* **THE EXERCISE**: Give back each entry unchanged, minus pictures.

* **DATA EXCERPTS**:
[Begin]
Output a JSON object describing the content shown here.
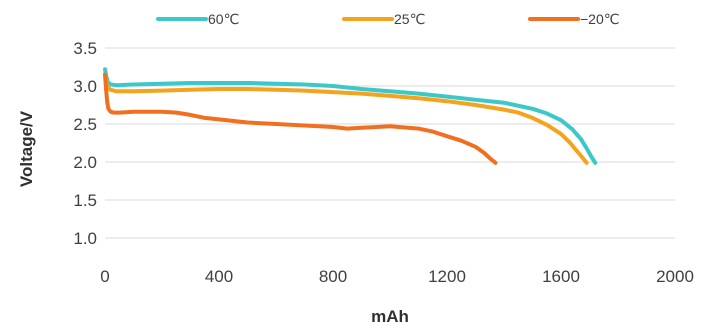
{
  "chart_data": {
    "type": "line",
    "title": "",
    "xlabel": "mAh",
    "ylabel": "Voltage/V",
    "xlim": [
      0,
      2000
    ],
    "ylim": [
      1.0,
      3.5
    ],
    "xticks": [
      0,
      400,
      800,
      1200,
      1600,
      2000
    ],
    "xtick_labels": [
      "0",
      "400",
      "800",
      "1200",
      "1600",
      "2000"
    ],
    "yticks": [
      1.0,
      1.5,
      2.0,
      2.5,
      3.0,
      3.5
    ],
    "ytick_labels": [
      "1.0",
      "1.5",
      "2.0",
      "2.5",
      "3.0",
      "3.5"
    ],
    "grid": "horizontal",
    "legend_position": "top",
    "series": [
      {
        "name": "60℃",
        "color": "#3cc8c8",
        "x": [
          0,
          5,
          10,
          20,
          40,
          100,
          200,
          300,
          400,
          500,
          600,
          700,
          800,
          900,
          1000,
          1100,
          1200,
          1300,
          1400,
          1500,
          1550,
          1600,
          1640,
          1670,
          1690,
          1705,
          1720
        ],
        "y": [
          3.22,
          3.12,
          3.05,
          3.02,
          3.01,
          3.02,
          3.03,
          3.04,
          3.04,
          3.04,
          3.03,
          3.02,
          3.0,
          2.96,
          2.93,
          2.9,
          2.86,
          2.82,
          2.78,
          2.7,
          2.64,
          2.55,
          2.43,
          2.3,
          2.18,
          2.08,
          1.99
        ]
      },
      {
        "name": "25℃",
        "color": "#f5a21c",
        "x": [
          0,
          5,
          10,
          20,
          40,
          100,
          200,
          300,
          400,
          500,
          600,
          700,
          800,
          900,
          1000,
          1100,
          1200,
          1300,
          1400,
          1450,
          1500,
          1550,
          1600,
          1630,
          1650,
          1670,
          1690
        ],
        "y": [
          3.15,
          3.05,
          2.98,
          2.95,
          2.93,
          2.93,
          2.94,
          2.95,
          2.96,
          2.96,
          2.95,
          2.94,
          2.92,
          2.9,
          2.87,
          2.84,
          2.8,
          2.75,
          2.69,
          2.65,
          2.58,
          2.49,
          2.37,
          2.26,
          2.17,
          2.08,
          1.99
        ]
      },
      {
        "name": "−20℃",
        "color": "#f07020",
        "x": [
          0,
          4,
          8,
          12,
          20,
          30,
          50,
          100,
          150,
          200,
          250,
          300,
          350,
          400,
          500,
          600,
          700,
          800,
          850,
          900,
          1000,
          1100,
          1150,
          1200,
          1250,
          1300,
          1330,
          1350,
          1370
        ],
        "y": [
          3.15,
          2.95,
          2.78,
          2.7,
          2.66,
          2.65,
          2.65,
          2.66,
          2.66,
          2.66,
          2.65,
          2.62,
          2.58,
          2.56,
          2.52,
          2.5,
          2.48,
          2.46,
          2.44,
          2.45,
          2.47,
          2.44,
          2.4,
          2.34,
          2.28,
          2.2,
          2.12,
          2.05,
          1.99
        ]
      }
    ]
  }
}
[End]
* **CORRECT RESPONSE**:
Output a JSON object describing the content shown here.
{
  "chart_data": {
    "type": "line",
    "title": "",
    "xlabel": "mAh",
    "ylabel": "Voltage/V",
    "xlim": [
      0,
      2000
    ],
    "ylim": [
      1.0,
      3.5
    ],
    "xticks": [
      0,
      400,
      800,
      1200,
      1600,
      2000
    ],
    "xtick_labels": [
      "0",
      "400",
      "800",
      "1200",
      "1600",
      "2000"
    ],
    "yticks": [
      1.0,
      1.5,
      2.0,
      2.5,
      3.0,
      3.5
    ],
    "ytick_labels": [
      "1.0",
      "1.5",
      "2.0",
      "2.5",
      "3.0",
      "3.5"
    ],
    "grid": "horizontal",
    "legend_position": "top",
    "series": [
      {
        "name": "60℃",
        "color": "#3cc8c8",
        "x": [
          0,
          5,
          10,
          20,
          40,
          100,
          200,
          300,
          400,
          500,
          600,
          700,
          800,
          900,
          1000,
          1100,
          1200,
          1300,
          1400,
          1500,
          1550,
          1600,
          1640,
          1670,
          1690,
          1705,
          1720
        ],
        "y": [
          3.22,
          3.12,
          3.05,
          3.02,
          3.01,
          3.02,
          3.03,
          3.04,
          3.04,
          3.04,
          3.03,
          3.02,
          3.0,
          2.96,
          2.93,
          2.9,
          2.86,
          2.82,
          2.78,
          2.7,
          2.64,
          2.55,
          2.43,
          2.3,
          2.18,
          2.08,
          1.99
        ]
      },
      {
        "name": "25℃",
        "color": "#f5a21c",
        "x": [
          0,
          5,
          10,
          20,
          40,
          100,
          200,
          300,
          400,
          500,
          600,
          700,
          800,
          900,
          1000,
          1100,
          1200,
          1300,
          1400,
          1450,
          1500,
          1550,
          1600,
          1630,
          1650,
          1670,
          1690
        ],
        "y": [
          3.15,
          3.05,
          2.98,
          2.95,
          2.93,
          2.93,
          2.94,
          2.95,
          2.96,
          2.96,
          2.95,
          2.94,
          2.92,
          2.9,
          2.87,
          2.84,
          2.8,
          2.75,
          2.69,
          2.65,
          2.58,
          2.49,
          2.37,
          2.26,
          2.17,
          2.08,
          1.99
        ]
      },
      {
        "name": "−20℃",
        "color": "#f07020",
        "x": [
          0,
          4,
          8,
          12,
          20,
          30,
          50,
          100,
          150,
          200,
          250,
          300,
          350,
          400,
          500,
          600,
          700,
          800,
          850,
          900,
          1000,
          1100,
          1150,
          1200,
          1250,
          1300,
          1330,
          1350,
          1370
        ],
        "y": [
          3.15,
          2.95,
          2.78,
          2.7,
          2.66,
          2.65,
          2.65,
          2.66,
          2.66,
          2.66,
          2.65,
          2.62,
          2.58,
          2.56,
          2.52,
          2.5,
          2.48,
          2.46,
          2.44,
          2.45,
          2.47,
          2.44,
          2.4,
          2.34,
          2.28,
          2.2,
          2.12,
          2.05,
          1.99
        ]
      }
    ]
  }
}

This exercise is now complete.